'''
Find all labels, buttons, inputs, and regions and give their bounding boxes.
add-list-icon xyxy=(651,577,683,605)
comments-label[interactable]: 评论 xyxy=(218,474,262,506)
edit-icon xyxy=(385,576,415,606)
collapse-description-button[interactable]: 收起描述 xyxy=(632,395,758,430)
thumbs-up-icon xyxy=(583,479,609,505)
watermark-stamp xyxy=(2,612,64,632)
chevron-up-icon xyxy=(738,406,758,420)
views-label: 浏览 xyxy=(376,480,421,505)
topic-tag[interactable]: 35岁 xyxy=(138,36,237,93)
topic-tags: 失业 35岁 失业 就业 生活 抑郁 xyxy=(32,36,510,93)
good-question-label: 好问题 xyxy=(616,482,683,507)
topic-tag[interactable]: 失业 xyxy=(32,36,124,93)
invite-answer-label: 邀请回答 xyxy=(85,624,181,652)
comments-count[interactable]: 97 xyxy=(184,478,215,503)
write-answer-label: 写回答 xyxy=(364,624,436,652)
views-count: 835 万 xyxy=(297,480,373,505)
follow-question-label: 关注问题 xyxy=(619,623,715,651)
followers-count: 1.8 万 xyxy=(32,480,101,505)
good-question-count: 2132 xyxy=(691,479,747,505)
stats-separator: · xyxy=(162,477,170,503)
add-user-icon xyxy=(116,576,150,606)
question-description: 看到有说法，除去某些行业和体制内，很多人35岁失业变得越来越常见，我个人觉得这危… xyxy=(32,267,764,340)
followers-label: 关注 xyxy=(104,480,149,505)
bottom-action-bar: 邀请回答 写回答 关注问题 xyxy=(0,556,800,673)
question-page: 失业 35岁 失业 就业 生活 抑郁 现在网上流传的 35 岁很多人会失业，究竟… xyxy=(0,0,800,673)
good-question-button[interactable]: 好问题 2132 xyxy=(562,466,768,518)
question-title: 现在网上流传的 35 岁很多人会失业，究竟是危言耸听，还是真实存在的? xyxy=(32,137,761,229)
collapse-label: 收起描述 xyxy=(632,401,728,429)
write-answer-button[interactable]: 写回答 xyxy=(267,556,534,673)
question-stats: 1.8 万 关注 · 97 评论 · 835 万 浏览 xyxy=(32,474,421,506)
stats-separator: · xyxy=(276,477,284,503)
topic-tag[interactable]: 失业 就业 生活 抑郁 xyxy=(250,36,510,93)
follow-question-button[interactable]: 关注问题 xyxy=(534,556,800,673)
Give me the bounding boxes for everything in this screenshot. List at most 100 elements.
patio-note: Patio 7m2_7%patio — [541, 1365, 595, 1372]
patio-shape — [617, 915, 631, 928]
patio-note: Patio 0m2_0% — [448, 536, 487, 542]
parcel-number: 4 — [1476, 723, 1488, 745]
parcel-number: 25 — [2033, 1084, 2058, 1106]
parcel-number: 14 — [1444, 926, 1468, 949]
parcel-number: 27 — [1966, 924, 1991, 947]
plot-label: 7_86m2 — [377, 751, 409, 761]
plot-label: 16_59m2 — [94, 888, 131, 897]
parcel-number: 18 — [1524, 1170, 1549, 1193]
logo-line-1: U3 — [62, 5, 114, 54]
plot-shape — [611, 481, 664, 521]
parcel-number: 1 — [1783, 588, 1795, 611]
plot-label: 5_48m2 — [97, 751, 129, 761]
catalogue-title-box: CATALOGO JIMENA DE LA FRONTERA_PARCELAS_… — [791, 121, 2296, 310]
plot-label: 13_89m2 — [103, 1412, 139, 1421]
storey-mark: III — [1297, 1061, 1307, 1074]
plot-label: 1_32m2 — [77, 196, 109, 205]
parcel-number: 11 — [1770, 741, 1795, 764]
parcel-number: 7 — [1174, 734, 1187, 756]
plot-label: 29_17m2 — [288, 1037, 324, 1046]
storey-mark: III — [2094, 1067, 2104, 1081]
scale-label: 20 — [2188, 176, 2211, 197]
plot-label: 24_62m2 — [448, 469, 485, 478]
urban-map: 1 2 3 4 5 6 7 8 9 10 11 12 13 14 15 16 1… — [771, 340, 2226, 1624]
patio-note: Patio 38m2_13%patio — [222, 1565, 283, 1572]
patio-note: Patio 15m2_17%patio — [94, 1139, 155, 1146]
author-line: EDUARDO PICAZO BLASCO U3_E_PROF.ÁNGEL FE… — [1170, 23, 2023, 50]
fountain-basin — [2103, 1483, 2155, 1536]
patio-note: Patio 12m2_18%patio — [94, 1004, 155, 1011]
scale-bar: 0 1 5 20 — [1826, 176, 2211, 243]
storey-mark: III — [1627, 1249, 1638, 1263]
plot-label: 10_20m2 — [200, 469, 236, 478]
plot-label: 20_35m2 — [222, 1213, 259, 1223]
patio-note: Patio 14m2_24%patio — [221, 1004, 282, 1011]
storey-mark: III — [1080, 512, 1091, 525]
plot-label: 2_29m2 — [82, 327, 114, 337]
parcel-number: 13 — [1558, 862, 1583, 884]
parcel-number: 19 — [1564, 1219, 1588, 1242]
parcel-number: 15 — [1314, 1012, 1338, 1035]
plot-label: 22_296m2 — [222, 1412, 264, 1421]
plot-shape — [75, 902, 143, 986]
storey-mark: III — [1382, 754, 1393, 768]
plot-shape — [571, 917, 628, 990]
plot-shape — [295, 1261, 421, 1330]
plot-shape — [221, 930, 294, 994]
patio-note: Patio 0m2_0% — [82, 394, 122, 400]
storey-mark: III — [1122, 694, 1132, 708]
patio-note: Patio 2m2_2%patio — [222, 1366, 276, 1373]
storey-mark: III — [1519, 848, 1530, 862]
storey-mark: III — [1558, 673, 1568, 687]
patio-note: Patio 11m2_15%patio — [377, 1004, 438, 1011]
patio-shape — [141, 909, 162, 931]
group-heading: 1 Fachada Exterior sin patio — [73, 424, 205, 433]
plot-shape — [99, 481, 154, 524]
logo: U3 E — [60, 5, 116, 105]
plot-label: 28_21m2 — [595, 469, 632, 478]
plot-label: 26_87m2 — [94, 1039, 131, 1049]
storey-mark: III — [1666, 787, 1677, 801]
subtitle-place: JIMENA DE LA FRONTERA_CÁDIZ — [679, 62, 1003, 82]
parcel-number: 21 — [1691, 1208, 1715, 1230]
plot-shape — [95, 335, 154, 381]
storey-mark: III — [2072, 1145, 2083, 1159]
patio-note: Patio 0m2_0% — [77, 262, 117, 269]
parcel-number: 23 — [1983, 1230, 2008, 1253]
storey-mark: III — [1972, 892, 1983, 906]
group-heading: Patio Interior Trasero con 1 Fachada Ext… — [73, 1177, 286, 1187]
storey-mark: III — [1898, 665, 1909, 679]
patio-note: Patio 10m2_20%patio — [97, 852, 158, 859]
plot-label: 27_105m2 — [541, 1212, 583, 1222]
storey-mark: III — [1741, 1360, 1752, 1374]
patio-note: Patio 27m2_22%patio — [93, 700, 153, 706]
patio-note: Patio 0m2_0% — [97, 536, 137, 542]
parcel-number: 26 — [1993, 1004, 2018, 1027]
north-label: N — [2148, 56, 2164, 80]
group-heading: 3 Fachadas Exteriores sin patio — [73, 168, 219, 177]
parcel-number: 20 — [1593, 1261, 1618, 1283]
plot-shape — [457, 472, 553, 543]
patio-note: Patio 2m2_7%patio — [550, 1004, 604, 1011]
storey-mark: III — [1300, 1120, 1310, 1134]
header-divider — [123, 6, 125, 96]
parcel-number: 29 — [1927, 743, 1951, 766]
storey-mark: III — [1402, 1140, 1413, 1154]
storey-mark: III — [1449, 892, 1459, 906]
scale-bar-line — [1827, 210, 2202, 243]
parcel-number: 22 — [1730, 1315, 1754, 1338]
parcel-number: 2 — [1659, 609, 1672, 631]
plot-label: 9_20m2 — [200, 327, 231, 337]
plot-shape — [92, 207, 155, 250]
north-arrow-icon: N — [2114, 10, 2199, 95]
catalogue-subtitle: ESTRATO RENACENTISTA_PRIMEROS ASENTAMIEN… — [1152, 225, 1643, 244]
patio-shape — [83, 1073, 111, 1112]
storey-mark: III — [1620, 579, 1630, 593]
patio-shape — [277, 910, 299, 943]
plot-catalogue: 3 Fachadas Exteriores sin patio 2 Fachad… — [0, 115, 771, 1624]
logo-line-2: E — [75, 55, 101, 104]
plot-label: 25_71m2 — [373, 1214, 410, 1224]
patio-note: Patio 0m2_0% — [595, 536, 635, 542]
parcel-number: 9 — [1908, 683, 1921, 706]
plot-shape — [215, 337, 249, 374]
'''
__Work to complete__
Replace "bounding boxes" with "box coordinates" in the part of the items that opens with the first line and closes with the line containing "chevron-up-icon xyxy=(738,406,758,420)", and give that part again with nothing else changed.

__Exercise response__
Find all labels, buttons, inputs, and regions and give their box coordinates.
add-list-icon xyxy=(651,577,683,605)
comments-label[interactable]: 评论 xyxy=(218,474,262,506)
edit-icon xyxy=(385,576,415,606)
collapse-description-button[interactable]: 收起描述 xyxy=(632,395,758,430)
thumbs-up-icon xyxy=(583,479,609,505)
watermark-stamp xyxy=(2,612,64,632)
chevron-up-icon xyxy=(738,406,758,420)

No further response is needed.